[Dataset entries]
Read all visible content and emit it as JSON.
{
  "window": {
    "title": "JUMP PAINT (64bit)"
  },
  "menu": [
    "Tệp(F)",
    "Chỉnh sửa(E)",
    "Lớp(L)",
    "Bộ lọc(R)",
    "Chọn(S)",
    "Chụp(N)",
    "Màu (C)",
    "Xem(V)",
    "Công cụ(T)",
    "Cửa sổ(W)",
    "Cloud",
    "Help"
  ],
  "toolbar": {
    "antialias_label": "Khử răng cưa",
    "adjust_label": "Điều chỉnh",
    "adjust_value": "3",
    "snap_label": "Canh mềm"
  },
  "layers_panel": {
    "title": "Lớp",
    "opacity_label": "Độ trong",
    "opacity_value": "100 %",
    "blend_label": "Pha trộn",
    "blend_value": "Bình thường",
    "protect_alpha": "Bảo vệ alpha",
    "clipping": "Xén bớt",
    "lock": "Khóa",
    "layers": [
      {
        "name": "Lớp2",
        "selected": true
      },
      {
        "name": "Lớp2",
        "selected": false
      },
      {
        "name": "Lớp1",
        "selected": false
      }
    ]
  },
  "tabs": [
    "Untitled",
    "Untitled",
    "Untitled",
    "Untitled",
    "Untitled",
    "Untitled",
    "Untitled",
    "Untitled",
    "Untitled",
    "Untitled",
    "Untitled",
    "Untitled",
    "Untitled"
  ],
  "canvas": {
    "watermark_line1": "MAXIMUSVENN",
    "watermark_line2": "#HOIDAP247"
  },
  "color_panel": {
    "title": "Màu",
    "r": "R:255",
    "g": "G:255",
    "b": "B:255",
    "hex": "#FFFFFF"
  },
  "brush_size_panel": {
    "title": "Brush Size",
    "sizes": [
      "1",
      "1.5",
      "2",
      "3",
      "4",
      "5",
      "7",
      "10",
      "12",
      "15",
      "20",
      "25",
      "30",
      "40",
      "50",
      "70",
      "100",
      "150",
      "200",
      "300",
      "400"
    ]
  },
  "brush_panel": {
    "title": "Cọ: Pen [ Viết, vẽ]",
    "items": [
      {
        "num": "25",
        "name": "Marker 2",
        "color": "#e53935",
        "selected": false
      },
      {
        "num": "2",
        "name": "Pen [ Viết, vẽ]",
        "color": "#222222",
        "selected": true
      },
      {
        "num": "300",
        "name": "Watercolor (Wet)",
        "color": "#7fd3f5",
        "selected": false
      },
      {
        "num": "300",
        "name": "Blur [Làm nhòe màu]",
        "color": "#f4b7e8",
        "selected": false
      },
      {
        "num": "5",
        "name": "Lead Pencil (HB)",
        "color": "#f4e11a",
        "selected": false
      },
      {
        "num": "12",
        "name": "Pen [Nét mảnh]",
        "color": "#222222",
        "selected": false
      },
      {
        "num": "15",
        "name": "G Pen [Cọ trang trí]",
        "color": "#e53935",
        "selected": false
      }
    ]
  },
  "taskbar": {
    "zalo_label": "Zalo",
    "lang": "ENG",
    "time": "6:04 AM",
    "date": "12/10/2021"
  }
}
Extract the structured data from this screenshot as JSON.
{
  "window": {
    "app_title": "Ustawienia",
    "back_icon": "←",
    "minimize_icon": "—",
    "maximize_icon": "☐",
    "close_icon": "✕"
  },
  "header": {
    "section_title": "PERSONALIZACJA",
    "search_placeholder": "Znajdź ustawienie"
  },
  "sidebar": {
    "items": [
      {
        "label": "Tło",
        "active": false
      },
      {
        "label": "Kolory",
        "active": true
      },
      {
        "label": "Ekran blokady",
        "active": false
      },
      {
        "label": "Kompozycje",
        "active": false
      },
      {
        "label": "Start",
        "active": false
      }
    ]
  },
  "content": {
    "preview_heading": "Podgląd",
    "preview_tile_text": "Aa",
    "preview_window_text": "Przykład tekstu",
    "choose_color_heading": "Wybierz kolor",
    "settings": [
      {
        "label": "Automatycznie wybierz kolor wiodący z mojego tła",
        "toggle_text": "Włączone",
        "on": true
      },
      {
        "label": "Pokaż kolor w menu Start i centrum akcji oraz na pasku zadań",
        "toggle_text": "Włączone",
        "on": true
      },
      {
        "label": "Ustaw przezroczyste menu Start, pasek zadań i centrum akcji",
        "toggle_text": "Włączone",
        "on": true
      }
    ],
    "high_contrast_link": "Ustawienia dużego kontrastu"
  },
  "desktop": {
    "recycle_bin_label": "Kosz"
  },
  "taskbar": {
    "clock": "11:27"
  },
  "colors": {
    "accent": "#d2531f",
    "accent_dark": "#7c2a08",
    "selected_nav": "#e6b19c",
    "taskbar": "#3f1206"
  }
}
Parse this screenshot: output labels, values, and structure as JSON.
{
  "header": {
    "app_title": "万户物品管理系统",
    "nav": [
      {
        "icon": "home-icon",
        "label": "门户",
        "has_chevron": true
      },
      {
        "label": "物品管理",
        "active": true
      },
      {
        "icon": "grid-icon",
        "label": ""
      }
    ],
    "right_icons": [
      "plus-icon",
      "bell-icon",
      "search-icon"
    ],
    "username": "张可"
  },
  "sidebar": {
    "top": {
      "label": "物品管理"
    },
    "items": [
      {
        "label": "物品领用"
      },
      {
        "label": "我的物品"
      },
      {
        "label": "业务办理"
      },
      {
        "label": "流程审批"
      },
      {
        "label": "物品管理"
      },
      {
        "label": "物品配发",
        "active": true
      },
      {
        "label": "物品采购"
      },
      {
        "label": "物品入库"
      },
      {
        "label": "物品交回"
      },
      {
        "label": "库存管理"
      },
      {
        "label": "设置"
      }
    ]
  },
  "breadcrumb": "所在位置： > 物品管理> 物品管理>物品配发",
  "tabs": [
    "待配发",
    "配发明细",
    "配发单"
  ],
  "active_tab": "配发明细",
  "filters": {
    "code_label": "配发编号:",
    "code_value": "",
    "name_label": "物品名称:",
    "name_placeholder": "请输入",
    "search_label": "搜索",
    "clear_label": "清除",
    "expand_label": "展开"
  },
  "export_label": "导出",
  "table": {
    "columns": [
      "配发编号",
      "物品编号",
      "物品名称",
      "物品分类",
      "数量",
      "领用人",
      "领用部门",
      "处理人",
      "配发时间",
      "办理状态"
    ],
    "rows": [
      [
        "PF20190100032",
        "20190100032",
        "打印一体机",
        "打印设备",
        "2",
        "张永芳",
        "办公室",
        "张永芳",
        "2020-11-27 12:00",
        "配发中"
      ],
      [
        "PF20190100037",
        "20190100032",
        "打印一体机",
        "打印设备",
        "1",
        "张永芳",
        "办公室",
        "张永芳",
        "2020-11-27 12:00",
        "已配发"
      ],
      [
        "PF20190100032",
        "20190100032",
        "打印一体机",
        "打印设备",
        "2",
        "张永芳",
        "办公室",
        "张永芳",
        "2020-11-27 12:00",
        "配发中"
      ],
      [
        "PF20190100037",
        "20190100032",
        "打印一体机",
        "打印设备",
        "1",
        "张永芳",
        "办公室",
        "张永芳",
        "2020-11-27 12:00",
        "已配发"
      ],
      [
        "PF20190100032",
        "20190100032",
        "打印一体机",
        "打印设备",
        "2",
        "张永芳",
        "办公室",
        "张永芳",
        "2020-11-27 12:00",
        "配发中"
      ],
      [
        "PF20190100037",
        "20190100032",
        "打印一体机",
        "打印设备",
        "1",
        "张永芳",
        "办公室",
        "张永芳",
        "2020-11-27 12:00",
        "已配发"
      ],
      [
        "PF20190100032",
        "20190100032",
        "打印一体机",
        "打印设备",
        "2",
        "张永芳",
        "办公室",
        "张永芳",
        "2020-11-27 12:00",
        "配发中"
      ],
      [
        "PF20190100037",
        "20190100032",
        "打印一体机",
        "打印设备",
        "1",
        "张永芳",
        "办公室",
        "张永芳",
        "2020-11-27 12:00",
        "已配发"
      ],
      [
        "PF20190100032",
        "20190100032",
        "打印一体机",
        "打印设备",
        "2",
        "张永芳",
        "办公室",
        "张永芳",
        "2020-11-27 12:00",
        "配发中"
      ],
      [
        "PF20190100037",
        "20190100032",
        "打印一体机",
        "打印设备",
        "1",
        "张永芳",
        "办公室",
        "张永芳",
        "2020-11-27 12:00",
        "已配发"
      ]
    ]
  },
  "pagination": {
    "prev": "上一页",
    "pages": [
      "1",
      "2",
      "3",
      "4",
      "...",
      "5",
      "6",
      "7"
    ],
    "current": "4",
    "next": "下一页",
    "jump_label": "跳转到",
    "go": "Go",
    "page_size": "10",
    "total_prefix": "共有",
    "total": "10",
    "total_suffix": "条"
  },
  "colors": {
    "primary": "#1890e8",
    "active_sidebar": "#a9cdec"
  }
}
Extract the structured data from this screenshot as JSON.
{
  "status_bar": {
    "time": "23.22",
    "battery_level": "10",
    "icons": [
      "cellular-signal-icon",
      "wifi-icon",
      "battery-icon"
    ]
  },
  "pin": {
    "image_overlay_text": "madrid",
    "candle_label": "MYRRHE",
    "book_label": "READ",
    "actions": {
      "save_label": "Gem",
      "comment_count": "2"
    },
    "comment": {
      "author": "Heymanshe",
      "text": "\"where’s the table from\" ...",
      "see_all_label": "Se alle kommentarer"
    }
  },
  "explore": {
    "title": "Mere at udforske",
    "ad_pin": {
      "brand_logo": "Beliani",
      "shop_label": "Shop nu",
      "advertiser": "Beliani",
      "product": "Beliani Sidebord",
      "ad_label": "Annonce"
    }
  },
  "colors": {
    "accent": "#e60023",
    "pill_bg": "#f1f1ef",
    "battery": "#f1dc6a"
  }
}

§ SET TASK:
Tell how many lines in the material above include the word "zadań", giving the number only.

§ CORRECT RESPONSE:
2